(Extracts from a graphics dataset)
* Begin *
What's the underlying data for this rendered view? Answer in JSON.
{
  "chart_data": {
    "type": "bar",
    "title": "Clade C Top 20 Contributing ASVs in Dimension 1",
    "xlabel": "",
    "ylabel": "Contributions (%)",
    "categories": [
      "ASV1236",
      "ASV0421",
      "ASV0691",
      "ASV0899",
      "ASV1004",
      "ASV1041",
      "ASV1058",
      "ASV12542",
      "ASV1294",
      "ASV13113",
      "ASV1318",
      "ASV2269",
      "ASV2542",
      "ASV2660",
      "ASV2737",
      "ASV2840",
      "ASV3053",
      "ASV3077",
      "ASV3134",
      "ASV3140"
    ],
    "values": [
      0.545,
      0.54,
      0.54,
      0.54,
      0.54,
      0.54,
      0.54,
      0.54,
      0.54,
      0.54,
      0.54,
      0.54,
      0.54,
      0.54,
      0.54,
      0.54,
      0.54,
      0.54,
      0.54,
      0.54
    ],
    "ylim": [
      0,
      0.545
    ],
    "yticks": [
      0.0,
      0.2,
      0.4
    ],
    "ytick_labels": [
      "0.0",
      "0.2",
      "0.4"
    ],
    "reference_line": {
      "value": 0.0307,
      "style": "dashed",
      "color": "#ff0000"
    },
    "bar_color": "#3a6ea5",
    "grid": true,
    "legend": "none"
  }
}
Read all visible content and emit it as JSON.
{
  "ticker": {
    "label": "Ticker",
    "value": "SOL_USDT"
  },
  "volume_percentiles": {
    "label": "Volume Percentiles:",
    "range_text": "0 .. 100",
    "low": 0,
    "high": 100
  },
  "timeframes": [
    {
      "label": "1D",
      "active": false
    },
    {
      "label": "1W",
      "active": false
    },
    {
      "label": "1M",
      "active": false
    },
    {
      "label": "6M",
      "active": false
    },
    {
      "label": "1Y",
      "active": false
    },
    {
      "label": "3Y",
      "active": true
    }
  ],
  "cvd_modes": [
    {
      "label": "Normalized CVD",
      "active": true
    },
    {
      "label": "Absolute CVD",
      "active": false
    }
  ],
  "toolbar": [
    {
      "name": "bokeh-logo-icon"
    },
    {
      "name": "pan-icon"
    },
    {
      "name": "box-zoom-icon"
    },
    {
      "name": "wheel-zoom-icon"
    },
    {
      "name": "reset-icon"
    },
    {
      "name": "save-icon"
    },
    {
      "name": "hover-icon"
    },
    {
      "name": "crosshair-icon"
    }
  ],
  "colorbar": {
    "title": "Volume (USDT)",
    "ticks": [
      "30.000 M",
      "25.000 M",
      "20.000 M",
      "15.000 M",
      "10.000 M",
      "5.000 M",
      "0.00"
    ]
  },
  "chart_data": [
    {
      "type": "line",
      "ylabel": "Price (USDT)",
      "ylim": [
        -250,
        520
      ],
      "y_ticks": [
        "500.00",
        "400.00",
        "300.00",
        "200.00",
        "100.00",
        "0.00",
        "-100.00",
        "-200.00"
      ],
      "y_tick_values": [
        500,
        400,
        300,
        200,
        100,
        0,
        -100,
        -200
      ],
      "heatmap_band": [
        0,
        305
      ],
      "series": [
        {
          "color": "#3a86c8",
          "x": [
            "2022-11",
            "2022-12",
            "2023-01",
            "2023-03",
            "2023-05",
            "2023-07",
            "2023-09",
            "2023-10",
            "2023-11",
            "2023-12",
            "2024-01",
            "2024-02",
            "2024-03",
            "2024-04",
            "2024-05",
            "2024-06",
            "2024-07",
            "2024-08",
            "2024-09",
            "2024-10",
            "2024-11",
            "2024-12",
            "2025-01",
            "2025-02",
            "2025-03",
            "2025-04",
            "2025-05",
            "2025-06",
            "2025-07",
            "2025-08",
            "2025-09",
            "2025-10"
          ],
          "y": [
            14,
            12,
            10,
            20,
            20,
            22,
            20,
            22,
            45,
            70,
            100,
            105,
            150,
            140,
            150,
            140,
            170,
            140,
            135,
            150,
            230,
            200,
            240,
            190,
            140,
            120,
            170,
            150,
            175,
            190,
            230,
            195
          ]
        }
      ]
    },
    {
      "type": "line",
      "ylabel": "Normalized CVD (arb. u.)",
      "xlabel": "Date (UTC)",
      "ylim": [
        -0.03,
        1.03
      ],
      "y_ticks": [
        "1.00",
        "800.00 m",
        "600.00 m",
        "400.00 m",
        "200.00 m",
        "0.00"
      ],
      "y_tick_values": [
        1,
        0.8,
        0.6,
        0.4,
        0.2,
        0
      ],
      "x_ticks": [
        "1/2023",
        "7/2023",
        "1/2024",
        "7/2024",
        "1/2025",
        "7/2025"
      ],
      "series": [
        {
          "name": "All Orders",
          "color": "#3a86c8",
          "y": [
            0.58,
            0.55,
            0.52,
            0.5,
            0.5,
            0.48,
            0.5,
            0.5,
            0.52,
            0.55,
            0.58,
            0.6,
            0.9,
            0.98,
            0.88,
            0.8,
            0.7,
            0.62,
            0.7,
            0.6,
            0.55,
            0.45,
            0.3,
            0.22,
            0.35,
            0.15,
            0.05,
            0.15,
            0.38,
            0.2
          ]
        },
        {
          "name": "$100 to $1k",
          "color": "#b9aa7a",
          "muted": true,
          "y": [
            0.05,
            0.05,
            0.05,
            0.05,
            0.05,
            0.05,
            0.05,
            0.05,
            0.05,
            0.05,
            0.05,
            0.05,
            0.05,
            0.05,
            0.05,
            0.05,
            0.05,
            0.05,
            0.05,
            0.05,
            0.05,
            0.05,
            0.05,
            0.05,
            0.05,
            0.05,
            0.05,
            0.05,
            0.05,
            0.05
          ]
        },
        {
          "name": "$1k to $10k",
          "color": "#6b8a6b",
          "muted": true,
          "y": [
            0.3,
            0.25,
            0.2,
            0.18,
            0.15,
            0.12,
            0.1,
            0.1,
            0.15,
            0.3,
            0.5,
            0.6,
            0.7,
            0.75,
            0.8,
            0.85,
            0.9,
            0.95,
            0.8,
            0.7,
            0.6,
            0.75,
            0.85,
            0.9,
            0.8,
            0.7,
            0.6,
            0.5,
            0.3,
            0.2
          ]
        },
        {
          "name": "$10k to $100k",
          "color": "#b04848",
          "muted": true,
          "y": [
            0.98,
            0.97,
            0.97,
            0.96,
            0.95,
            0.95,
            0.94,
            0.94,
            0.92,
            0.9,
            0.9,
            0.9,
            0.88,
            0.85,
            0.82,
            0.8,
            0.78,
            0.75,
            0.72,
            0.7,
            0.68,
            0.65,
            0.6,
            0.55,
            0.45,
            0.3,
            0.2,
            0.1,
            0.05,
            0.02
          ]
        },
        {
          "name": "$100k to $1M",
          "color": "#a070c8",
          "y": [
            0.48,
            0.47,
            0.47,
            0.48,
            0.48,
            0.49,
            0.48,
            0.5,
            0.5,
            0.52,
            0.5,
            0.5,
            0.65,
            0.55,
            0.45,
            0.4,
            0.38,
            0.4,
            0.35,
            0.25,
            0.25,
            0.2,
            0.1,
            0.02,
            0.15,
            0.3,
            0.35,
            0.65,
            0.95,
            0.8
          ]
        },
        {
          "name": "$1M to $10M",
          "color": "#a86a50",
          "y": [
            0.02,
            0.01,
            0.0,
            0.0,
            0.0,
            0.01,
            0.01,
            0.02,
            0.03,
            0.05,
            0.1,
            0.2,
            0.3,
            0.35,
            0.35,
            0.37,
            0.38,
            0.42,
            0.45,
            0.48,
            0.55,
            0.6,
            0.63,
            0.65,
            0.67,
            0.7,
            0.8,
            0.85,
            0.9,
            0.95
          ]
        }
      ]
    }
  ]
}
* End *
### To be done
Go through the records above and set each one down exactly, please.

### Written response
What's the underlying data for this rendered view? Answer in JSON.
{
  "chart_data": {
    "type": "bar",
    "title": "Clade C Top 20 Contributing ASVs in Dimension 1",
    "xlabel": "",
    "ylabel": "Contributions (%)",
    "categories": [
      "ASV1236",
      "ASV0421",
      "ASV0691",
      "ASV0899",
      "ASV1004",
      "ASV1041",
      "ASV1058",
      "ASV12542",
      "ASV1294",
      "ASV13113",
      "ASV1318",
      "ASV2269",
      "ASV2542",
      "ASV2660",
      "ASV2737",
      "ASV2840",
      "ASV3053",
      "ASV3077",
      "ASV3134",
      "ASV3140"
    ],
    "values": [
      0.545,
      0.54,
      0.54,
      0.54,
      0.54,
      0.54,
      0.54,
      0.54,
      0.54,
      0.54,
      0.54,
      0.54,
      0.54,
      0.54,
      0.54,
      0.54,
      0.54,
      0.54,
      0.54,
      0.54
    ],
    "ylim": [
      0,
      0.545
    ],
    "yticks": [
      0.0,
      0.2,
      0.4
    ],
    "ytick_labels": [
      "0.0",
      "0.2",
      "0.4"
    ],
    "reference_line": {
      "value": 0.0307,
      "style": "dashed",
      "color": "#ff0000"
    },
    "bar_color": "#3a6ea5",
    "grid": true,
    "legend": "none"
  }
}
Read all visible content and emit it as JSON.
{
  "ticker": {
    "label": "Ticker",
    "value": "SOL_USDT"
  },
  "volume_percentiles": {
    "label": "Volume Percentiles:",
    "range_text": "0 .. 100",
    "low": 0,
    "high": 100
  },
  "timeframes": [
    {
      "label": "1D",
      "active": false
    },
    {
      "label": "1W",
      "active": false
    },
    {
      "label": "1M",
      "active": false
    },
    {
      "label": "6M",
      "active": false
    },
    {
      "label": "1Y",
      "active": false
    },
    {
      "label": "3Y",
      "active": true
    }
  ],
  "cvd_modes": [
    {
      "label": "Normalized CVD",
      "active": true
    },
    {
      "label": "Absolute CVD",
      "active": false
    }
  ],
  "toolbar": [
    {
      "name": "bokeh-logo-icon"
    },
    {
      "name": "pan-icon"
    },
    {
      "name": "box-zoom-icon"
    },
    {
      "name": "wheel-zoom-icon"
    },
    {
      "name": "reset-icon"
    },
    {
      "name": "save-icon"
    },
    {
      "name": "hover-icon"
    },
    {
      "name": "crosshair-icon"
    }
  ],
  "colorbar": {
    "title": "Volume (USDT)",
    "ticks": [
      "30.000 M",
      "25.000 M",
      "20.000 M",
      "15.000 M",
      "10.000 M",
      "5.000 M",
      "0.00"
    ]
  },
  "chart_data": [
    {
      "type": "line",
      "ylabel": "Price (USDT)",
      "ylim": [
        -250,
        520
      ],
      "y_ticks": [
        "500.00",
        "400.00",
        "300.00",
        "200.00",
        "100.00",
        "0.00",
        "-100.00",
        "-200.00"
      ],
      "y_tick_values": [
        500,
        400,
        300,
        200,
        100,
        0,
        -100,
        -200
      ],
      "heatmap_band": [
        0,
        305
      ],
      "series": [
        {
          "color": "#3a86c8",
          "x": [
            "2022-11",
            "2022-12",
            "2023-01",
            "2023-03",
            "2023-05",
            "2023-07",
            "2023-09",
            "2023-10",
            "2023-11",
            "2023-12",
            "2024-01",
            "2024-02",
            "2024-03",
            "2024-04",
            "2024-05",
            "2024-06",
            "2024-07",
            "2024-08",
            "2024-09",
            "2024-10",
            "2024-11",
            "2024-12",
            "2025-01",
            "2025-02",
            "2025-03",
            "2025-04",
            "2025-05",
            "2025-06",
            "2025-07",
            "2025-08",
            "2025-09",
            "2025-10"
          ],
          "y": [
            14,
            12,
            10,
            20,
            20,
            22,
            20,
            22,
            45,
            70,
            100,
            105,
            150,
            140,
            150,
            140,
            170,
            140,
            135,
            150,
            230,
            200,
            240,
            190,
            140,
            120,
            170,
            150,
            175,
            190,
            230,
            195
          ]
        }
      ]
    },
    {
      "type": "line",
      "ylabel": "Normalized CVD (arb. u.)",
      "xlabel": "Date (UTC)",
      "ylim": [
        -0.03,
        1.03
      ],
      "y_ticks": [
        "1.00",
        "800.00 m",
        "600.00 m",
        "400.00 m",
        "200.00 m",
        "0.00"
      ],
      "y_tick_values": [
        1,
        0.8,
        0.6,
        0.4,
        0.2,
        0
      ],
      "x_ticks": [
        "1/2023",
        "7/2023",
        "1/2024",
        "7/2024",
        "1/2025",
        "7/2025"
      ],
      "series": [
        {
          "name": "All Orders",
          "color": "#3a86c8",
          "y": [
            0.58,
            0.55,
            0.52,
            0.5,
            0.5,
            0.48,
            0.5,
            0.5,
            0.52,
            0.55,
            0.58,
            0.6,
            0.9,
            0.98,
            0.88,
            0.8,
            0.7,
            0.62,
            0.7,
            0.6,
            0.55,
            0.45,
            0.3,
            0.22,
            0.35,
            0.15,
            0.05,
            0.15,
            0.38,
            0.2
          ]
        },
        {
          "name": "$100 to $1k",
          "color": "#b9aa7a",
          "muted": true,
          "y": [
            0.05,
            0.05,
            0.05,
            0.05,
            0.05,
            0.05,
            0.05,
            0.05,
            0.05,
            0.05,
            0.05,
            0.05,
            0.05,
            0.05,
            0.05,
            0.05,
            0.05,
            0.05,
            0.05,
            0.05,
            0.05,
            0.05,
            0.05,
            0.05,
            0.05,
            0.05,
            0.05,
            0.05,
            0.05,
            0.05
          ]
        },
        {
          "name": "$1k to $10k",
          "color": "#6b8a6b",
          "muted": true,
          "y": [
            0.3,
            0.25,
            0.2,
            0.18,
            0.15,
            0.12,
            0.1,
            0.1,
            0.15,
            0.3,
            0.5,
            0.6,
            0.7,
            0.75,
            0.8,
            0.85,
            0.9,
            0.95,
            0.8,
            0.7,
            0.6,
            0.75,
            0.85,
            0.9,
            0.8,
            0.7,
            0.6,
            0.5,
            0.3,
            0.2
          ]
        },
        {
          "name": "$10k to $100k",
          "color": "#b04848",
          "muted": true,
          "y": [
            0.98,
            0.97,
            0.97,
            0.96,
            0.95,
            0.95,
            0.94,
            0.94,
            0.92,
            0.9,
            0.9,
            0.9,
            0.88,
            0.85,
            0.82,
            0.8,
            0.78,
            0.75,
            0.72,
            0.7,
            0.68,
            0.65,
            0.6,
            0.55,
            0.45,
            0.3,
            0.2,
            0.1,
            0.05,
            0.02
          ]
        },
        {
          "name": "$100k to $1M",
          "color": "#a070c8",
          "y": [
            0.48,
            0.47,
            0.47,
            0.48,
            0.48,
            0.49,
            0.48,
            0.5,
            0.5,
            0.52,
            0.5,
            0.5,
            0.65,
            0.55,
            0.45,
            0.4,
            0.38,
            0.4,
            0.35,
            0.25,
            0.25,
            0.2,
            0.1,
            0.02,
            0.15,
            0.3,
            0.35,
            0.65,
            0.95,
            0.8
          ]
        },
        {
          "name": "$1M to $10M",
          "color": "#a86a50",
          "y": [
            0.02,
            0.01,
            0.0,
            0.0,
            0.0,
            0.01,
            0.01,
            0.02,
            0.03,
            0.05,
            0.1,
            0.2,
            0.3,
            0.35,
            0.35,
            0.37,
            0.38,
            0.42,
            0.45,
            0.48,
            0.55,
            0.6,
            0.63,
            0.65,
            0.67,
            0.7,
            0.8,
            0.85,
            0.9,
            0.95
          ]
        }
      ]
    }
  ]
}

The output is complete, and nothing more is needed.